> EXTRACTED RECORDS:
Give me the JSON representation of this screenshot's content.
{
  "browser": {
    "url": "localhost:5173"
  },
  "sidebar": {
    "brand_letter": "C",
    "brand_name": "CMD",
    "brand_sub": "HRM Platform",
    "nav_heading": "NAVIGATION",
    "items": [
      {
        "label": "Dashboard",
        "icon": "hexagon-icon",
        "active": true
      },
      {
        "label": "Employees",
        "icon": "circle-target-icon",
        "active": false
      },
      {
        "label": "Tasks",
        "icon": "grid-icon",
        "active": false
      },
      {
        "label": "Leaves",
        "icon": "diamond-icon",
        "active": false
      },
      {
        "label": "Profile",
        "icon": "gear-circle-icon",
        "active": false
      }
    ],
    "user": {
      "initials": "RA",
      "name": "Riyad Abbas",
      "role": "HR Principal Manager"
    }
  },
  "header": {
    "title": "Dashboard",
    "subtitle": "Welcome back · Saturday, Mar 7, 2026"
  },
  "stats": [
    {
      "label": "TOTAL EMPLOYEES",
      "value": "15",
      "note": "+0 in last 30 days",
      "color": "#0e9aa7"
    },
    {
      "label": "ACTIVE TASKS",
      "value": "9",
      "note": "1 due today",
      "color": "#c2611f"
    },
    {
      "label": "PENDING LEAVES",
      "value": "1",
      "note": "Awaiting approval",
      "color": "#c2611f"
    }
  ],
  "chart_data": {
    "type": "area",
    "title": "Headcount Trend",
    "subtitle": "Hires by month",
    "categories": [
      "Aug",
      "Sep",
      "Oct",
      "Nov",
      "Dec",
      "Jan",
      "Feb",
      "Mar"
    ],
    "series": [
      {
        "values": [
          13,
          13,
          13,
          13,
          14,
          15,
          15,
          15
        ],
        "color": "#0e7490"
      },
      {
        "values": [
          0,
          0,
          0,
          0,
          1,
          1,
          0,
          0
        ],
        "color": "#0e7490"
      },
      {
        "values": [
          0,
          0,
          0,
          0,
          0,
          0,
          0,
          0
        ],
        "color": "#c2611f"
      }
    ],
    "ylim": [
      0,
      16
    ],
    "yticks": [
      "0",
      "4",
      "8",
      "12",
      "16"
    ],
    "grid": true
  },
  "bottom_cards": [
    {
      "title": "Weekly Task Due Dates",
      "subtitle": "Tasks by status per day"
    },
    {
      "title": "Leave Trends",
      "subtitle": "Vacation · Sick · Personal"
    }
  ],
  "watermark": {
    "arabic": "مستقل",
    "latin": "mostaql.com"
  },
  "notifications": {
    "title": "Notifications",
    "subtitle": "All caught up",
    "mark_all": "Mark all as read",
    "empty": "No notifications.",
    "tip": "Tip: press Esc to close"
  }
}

> INSTRUCTIONS TO FOLLOW: Make an exact copy of the records.

> SOLUTION FOR THIS TASK:
Give me the JSON representation of this screenshot's content.
{
  "browser": {
    "url": "localhost:5173"
  },
  "sidebar": {
    "brand_letter": "C",
    "brand_name": "CMD",
    "brand_sub": "HRM Platform",
    "nav_heading": "NAVIGATION",
    "items": [
      {
        "label": "Dashboard",
        "icon": "hexagon-icon",
        "active": true
      },
      {
        "label": "Employees",
        "icon": "circle-target-icon",
        "active": false
      },
      {
        "label": "Tasks",
        "icon": "grid-icon",
        "active": false
      },
      {
        "label": "Leaves",
        "icon": "diamond-icon",
        "active": false
      },
      {
        "label": "Profile",
        "icon": "gear-circle-icon",
        "active": false
      }
    ],
    "user": {
      "initials": "RA",
      "name": "Riyad Abbas",
      "role": "HR Principal Manager"
    }
  },
  "header": {
    "title": "Dashboard",
    "subtitle": "Welcome back · Saturday, Mar 7, 2026"
  },
  "stats": [
    {
      "label": "TOTAL EMPLOYEES",
      "value": "15",
      "note": "+0 in last 30 days",
      "color": "#0e9aa7"
    },
    {
      "label": "ACTIVE TASKS",
      "value": "9",
      "note": "1 due today",
      "color": "#c2611f"
    },
    {
      "label": "PENDING LEAVES",
      "value": "1",
      "note": "Awaiting approval",
      "color": "#c2611f"
    }
  ],
  "chart_data": {
    "type": "area",
    "title": "Headcount Trend",
    "subtitle": "Hires by month",
    "categories": [
      "Aug",
      "Sep",
      "Oct",
      "Nov",
      "Dec",
      "Jan",
      "Feb",
      "Mar"
    ],
    "series": [
      {
        "values": [
          13,
          13,
          13,
          13,
          14,
          15,
          15,
          15
        ],
        "color": "#0e7490"
      },
      {
        "values": [
          0,
          0,
          0,
          0,
          1,
          1,
          0,
          0
        ],
        "color": "#0e7490"
      },
      {
        "values": [
          0,
          0,
          0,
          0,
          0,
          0,
          0,
          0
        ],
        "color": "#c2611f"
      }
    ],
    "ylim": [
      0,
      16
    ],
    "yticks": [
      "0",
      "4",
      "8",
      "12",
      "16"
    ],
    "grid": true
  },
  "bottom_cards": [
    {
      "title": "Weekly Task Due Dates",
      "subtitle": "Tasks by status per day"
    },
    {
      "title": "Leave Trends",
      "subtitle": "Vacation · Sick · Personal"
    }
  ],
  "watermark": {
    "arabic": "مستقل",
    "latin": "mostaql.com"
  },
  "notifications": {
    "title": "Notifications",
    "subtitle": "All caught up",
    "mark_all": "Mark all as read",
    "empty": "No notifications.",
    "tip": "Tip: press Esc to close"
  }
}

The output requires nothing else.